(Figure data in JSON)
--------

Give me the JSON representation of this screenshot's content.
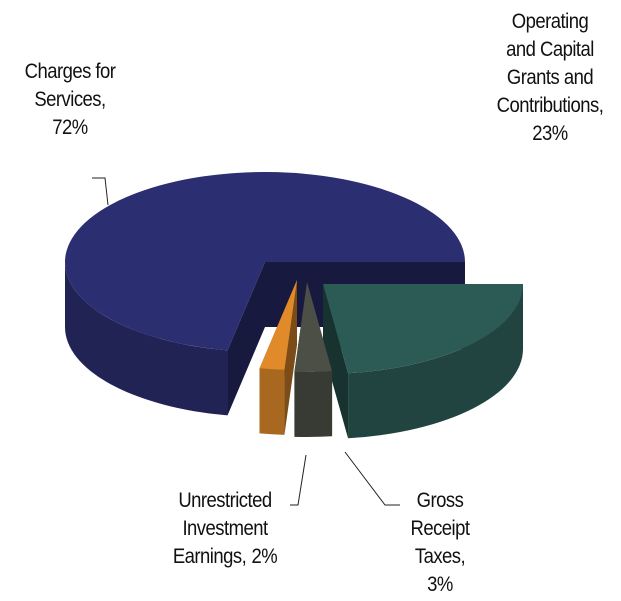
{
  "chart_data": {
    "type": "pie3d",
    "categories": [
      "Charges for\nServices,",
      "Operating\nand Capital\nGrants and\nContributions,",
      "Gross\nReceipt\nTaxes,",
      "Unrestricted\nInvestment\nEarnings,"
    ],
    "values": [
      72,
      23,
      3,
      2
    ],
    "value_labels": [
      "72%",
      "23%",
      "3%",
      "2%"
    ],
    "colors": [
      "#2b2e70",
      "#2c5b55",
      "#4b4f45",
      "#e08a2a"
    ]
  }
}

--------

-- Objective --
Repeat the data above exactly, but not the pictures.

-- Task answer --
Give me the JSON representation of this screenshot's content.
{
  "chart_data": {
    "type": "pie3d",
    "categories": [
      "Charges for\nServices,",
      "Operating\nand Capital\nGrants and\nContributions,",
      "Gross\nReceipt\nTaxes,",
      "Unrestricted\nInvestment\nEarnings,"
    ],
    "values": [
      72,
      23,
      3,
      2
    ],
    "value_labels": [
      "72%",
      "23%",
      "3%",
      "2%"
    ],
    "colors": [
      "#2b2e70",
      "#2c5b55",
      "#4b4f45",
      "#e08a2a"
    ]
  }
}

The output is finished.